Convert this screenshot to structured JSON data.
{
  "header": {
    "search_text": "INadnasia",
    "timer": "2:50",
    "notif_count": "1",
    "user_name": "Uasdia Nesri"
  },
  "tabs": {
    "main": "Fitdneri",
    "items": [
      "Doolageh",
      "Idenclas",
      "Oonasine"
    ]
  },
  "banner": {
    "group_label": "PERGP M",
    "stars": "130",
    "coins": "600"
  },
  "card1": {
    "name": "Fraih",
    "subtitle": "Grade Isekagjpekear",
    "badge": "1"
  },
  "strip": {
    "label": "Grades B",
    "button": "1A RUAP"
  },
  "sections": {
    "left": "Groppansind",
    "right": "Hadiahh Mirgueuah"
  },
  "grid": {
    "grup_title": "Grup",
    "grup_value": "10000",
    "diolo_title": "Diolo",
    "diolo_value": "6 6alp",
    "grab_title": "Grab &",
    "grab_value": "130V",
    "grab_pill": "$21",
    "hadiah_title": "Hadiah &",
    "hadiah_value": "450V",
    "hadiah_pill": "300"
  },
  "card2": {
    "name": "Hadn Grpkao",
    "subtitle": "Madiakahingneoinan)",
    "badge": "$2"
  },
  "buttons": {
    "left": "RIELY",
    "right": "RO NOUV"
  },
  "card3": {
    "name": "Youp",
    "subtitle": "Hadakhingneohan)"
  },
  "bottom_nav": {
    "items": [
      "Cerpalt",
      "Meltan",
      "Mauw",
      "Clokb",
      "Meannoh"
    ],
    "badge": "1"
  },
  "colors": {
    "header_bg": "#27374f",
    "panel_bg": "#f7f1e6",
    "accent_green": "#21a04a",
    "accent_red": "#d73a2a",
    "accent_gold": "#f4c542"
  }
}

=====

## Work instructions
Copy out the whole listing exactly.

## Solution for this task
Convert this screenshot to structured JSON data.
{
  "header": {
    "search_text": "INadnasia",
    "timer": "2:50",
    "notif_count": "1",
    "user_name": "Uasdia Nesri"
  },
  "tabs": {
    "main": "Fitdneri",
    "items": [
      "Doolageh",
      "Idenclas",
      "Oonasine"
    ]
  },
  "banner": {
    "group_label": "PERGP M",
    "stars": "130",
    "coins": "600"
  },
  "card1": {
    "name": "Fraih",
    "subtitle": "Grade Isekagjpekear",
    "badge": "1"
  },
  "strip": {
    "label": "Grades B",
    "button": "1A RUAP"
  },
  "sections": {
    "left": "Groppansind",
    "right": "Hadiahh Mirgueuah"
  },
  "grid": {
    "grup_title": "Grup",
    "grup_value": "10000",
    "diolo_title": "Diolo",
    "diolo_value": "6 6alp",
    "grab_title": "Grab &",
    "grab_value": "130V",
    "grab_pill": "$21",
    "hadiah_title": "Hadiah &",
    "hadiah_value": "450V",
    "hadiah_pill": "300"
  },
  "card2": {
    "name": "Hadn Grpkao",
    "subtitle": "Madiakahingneoinan)",
    "badge": "$2"
  },
  "buttons": {
    "left": "RIELY",
    "right": "RO NOUV"
  },
  "card3": {
    "name": "Youp",
    "subtitle": "Hadakhingneohan)"
  },
  "bottom_nav": {
    "items": [
      "Cerpalt",
      "Meltan",
      "Mauw",
      "Clokb",
      "Meannoh"
    ],
    "badge": "1"
  },
  "colors": {
    "header_bg": "#27374f",
    "panel_bg": "#f7f1e6",
    "accent_green": "#21a04a",
    "accent_red": "#d73a2a",
    "accent_gold": "#f4c542"
  }
}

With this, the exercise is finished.